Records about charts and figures
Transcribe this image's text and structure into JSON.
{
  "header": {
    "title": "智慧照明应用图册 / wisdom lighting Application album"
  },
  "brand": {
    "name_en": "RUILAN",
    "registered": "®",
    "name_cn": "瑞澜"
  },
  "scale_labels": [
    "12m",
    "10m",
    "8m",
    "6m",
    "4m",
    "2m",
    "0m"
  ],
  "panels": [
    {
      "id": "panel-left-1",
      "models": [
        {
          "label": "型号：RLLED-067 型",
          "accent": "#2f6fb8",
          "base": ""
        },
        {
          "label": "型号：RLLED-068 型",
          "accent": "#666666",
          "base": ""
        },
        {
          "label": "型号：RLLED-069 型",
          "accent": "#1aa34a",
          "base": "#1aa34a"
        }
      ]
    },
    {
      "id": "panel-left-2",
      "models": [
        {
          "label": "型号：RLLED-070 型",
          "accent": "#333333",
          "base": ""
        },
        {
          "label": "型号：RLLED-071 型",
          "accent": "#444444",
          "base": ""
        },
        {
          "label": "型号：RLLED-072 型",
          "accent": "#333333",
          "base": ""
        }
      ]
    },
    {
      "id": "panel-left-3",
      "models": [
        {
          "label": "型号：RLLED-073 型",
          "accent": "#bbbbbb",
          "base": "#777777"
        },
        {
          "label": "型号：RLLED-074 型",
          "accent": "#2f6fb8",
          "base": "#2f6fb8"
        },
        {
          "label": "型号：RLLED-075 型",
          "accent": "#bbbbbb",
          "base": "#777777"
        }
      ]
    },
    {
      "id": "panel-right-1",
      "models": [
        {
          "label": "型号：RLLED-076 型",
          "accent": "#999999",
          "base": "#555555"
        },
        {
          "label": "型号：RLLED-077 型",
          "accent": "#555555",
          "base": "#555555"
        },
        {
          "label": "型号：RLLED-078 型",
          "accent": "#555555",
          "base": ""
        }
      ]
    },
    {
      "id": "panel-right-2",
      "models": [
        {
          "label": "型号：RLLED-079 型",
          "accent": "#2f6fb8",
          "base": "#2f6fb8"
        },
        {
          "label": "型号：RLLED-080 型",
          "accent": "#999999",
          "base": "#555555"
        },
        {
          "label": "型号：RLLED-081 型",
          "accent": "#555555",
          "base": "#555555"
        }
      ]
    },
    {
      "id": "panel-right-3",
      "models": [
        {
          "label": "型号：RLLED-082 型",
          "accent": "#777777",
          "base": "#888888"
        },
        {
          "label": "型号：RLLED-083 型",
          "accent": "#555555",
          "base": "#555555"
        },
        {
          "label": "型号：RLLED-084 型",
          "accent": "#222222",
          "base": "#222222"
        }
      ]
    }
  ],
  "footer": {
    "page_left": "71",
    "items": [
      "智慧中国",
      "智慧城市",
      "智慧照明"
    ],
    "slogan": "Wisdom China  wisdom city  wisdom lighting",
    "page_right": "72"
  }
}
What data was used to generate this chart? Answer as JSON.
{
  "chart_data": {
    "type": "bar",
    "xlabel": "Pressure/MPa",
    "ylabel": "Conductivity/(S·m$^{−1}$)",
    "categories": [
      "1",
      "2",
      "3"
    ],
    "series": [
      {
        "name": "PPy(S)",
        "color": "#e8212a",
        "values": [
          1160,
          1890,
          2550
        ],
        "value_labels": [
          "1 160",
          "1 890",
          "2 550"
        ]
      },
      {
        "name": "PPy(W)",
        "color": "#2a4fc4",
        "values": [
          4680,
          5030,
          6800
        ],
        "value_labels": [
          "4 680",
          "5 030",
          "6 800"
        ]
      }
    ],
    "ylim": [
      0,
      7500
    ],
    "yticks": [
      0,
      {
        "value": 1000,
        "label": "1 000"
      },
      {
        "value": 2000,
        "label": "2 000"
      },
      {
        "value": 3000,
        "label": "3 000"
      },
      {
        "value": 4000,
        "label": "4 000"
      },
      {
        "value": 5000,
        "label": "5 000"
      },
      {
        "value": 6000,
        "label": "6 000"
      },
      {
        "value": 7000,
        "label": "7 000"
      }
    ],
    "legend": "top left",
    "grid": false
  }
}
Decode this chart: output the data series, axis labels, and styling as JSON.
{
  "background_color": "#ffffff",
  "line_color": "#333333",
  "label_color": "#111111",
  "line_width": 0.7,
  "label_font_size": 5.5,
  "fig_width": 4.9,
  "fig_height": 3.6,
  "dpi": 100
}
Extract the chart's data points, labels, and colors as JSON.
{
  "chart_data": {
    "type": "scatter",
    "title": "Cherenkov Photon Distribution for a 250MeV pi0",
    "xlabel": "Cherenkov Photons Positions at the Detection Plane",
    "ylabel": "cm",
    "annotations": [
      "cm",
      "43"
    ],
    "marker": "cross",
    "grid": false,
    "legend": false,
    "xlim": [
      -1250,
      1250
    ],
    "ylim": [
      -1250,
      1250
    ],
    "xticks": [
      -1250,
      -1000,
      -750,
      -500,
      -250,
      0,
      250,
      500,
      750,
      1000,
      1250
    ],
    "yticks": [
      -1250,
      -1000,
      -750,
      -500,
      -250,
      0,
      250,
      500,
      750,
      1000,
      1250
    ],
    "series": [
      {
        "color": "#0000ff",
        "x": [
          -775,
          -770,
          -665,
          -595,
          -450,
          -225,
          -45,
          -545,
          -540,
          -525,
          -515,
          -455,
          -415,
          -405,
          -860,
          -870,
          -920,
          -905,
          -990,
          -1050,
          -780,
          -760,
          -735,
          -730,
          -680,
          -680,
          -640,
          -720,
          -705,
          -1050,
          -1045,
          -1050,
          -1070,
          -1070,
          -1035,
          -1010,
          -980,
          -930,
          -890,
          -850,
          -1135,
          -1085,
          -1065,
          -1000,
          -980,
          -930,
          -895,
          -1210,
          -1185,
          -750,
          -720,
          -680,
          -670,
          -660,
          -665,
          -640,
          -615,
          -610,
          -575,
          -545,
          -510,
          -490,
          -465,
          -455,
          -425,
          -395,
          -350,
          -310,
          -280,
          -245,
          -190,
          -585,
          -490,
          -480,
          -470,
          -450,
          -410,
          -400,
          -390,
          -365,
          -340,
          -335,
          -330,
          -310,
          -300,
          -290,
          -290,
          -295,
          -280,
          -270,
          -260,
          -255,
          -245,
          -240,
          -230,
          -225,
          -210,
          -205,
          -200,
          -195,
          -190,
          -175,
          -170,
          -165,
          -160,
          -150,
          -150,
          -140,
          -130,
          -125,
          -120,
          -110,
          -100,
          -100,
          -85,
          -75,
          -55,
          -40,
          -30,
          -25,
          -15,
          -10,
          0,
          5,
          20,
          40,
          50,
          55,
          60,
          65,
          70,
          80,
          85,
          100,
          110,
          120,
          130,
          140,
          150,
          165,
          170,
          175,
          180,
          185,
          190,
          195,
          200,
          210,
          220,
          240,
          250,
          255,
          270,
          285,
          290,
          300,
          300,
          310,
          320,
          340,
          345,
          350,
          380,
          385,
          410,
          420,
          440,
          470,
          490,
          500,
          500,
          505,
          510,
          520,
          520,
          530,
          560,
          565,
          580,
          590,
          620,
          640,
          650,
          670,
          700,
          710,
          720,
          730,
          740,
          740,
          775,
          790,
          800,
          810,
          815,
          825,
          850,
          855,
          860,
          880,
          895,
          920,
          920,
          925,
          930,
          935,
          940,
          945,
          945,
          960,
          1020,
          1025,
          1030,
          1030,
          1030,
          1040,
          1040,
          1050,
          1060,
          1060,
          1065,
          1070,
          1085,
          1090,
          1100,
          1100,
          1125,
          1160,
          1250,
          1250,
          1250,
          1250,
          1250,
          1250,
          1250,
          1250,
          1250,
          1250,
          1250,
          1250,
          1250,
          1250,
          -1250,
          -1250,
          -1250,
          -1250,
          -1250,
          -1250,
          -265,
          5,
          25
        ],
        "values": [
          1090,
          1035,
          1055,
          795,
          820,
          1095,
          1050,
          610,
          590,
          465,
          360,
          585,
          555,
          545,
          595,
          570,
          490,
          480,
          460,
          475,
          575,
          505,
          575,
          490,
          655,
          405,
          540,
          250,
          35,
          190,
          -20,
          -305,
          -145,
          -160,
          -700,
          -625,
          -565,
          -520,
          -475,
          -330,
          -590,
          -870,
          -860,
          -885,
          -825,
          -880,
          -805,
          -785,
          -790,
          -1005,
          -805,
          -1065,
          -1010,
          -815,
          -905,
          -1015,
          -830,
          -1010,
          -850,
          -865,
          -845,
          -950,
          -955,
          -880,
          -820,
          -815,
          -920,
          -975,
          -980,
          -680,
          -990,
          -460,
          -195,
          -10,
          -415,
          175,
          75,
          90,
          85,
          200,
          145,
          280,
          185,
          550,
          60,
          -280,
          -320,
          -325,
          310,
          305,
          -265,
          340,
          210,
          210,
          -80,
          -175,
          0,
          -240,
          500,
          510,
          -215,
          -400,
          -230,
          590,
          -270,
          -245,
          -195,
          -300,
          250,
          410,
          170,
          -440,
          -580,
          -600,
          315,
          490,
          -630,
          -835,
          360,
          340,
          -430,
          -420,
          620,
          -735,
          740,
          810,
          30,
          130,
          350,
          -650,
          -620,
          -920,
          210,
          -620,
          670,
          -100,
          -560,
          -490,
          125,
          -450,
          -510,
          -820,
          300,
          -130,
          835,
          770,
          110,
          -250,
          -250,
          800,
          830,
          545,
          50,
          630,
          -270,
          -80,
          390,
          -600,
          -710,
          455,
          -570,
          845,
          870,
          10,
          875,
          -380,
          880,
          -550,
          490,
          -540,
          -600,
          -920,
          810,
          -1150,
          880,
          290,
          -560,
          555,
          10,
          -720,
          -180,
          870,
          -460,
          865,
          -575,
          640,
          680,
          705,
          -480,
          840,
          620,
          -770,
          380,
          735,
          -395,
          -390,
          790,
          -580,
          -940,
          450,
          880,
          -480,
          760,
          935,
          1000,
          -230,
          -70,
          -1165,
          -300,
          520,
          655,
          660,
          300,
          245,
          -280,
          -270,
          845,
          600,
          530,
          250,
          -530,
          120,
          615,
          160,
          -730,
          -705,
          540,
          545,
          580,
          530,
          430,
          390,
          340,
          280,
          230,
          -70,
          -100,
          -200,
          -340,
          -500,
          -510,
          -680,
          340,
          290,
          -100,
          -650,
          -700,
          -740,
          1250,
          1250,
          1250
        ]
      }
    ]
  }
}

> _SET EXERCISE_
Copy out each line that contains the word "lighting".

> _THE SOLUTION_
    "title": "智慧照明应用图册 / wisdom lighting Application album"
    "slogan": "Wisdom China  wisdom city  wisdom lighting",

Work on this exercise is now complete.